[Items from a dataset]
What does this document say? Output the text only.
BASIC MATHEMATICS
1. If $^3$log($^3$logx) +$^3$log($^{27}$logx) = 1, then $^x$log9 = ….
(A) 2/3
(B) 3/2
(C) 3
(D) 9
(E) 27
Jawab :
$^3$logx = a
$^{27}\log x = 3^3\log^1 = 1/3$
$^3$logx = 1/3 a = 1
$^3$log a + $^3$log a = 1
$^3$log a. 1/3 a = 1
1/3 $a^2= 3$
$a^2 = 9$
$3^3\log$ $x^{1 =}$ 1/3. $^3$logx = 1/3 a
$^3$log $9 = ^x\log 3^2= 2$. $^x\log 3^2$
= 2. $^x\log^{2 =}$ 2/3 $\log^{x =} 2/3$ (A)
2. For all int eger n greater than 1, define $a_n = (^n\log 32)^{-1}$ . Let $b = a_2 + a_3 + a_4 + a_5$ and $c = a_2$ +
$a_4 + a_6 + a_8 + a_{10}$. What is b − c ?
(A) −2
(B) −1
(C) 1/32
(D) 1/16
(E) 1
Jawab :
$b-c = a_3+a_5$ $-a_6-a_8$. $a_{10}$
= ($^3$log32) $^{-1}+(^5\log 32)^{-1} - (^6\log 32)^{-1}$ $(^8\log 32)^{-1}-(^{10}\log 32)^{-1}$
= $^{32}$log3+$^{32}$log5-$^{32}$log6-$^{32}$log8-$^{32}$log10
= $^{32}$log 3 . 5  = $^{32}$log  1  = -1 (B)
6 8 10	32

• _Your objective_
Retype the records that precede this task, keeping them exactly the same.

• _Task answer_
What does this document say? Output the text only.
BASIC MATHEMATICS
1. If $^3$log($^3$logx) +$^3$log($^{27}$logx) = 1, then $^x$log9 = ….
(A) 2/3
(B) 3/2
(C) 3
(D) 9
(E) 27
Jawab :
$^3$logx = a
$^{27}\log x = 3^3\log^1 = 1/3$
$^3$logx = 1/3 a = 1
$^3$log a + $^3$log a = 1
$^3$log a. 1/3 a = 1
1/3 $a^2= 3$
$a^2 = 9$
$3^3\log$ $x^{1 =}$ 1/3. $^3$logx = 1/3 a
$^3$log $9 = ^x\log 3^2= 2$. $^x\log 3^2$
= 2. $^x\log^{2 =}$ 2/3 $\log^{x =} 2/3$ (A)
2. For all int eger n greater than 1, define $a_n = (^n\log 32)^{-1}$ . Let $b = a_2 + a_3 + a_4 + a_5$ and $c = a_2$ +
$a_4 + a_6 + a_8 + a_{10}$. What is b − c ?
(A) −2
(B) −1
(C) 1/32
(D) 1/16
(E) 1
Jawab :
$b-c = a_3+a_5$ $-a_6-a_8$. $a_{10}$
= ($^3$log32) $^{-1}+(^5\log 32)^{-1} - (^6\log 32)^{-1}$ $(^8\log 32)^{-1}-(^{10}\log 32)^{-1}$
= $^{32}$log3+$^{32}$log5-$^{32}$log6-$^{32}$log8-$^{32}$log10
= $^{32}$log 3 . 5  = $^{32}$log  1  = -1 (B)
6 8 10	32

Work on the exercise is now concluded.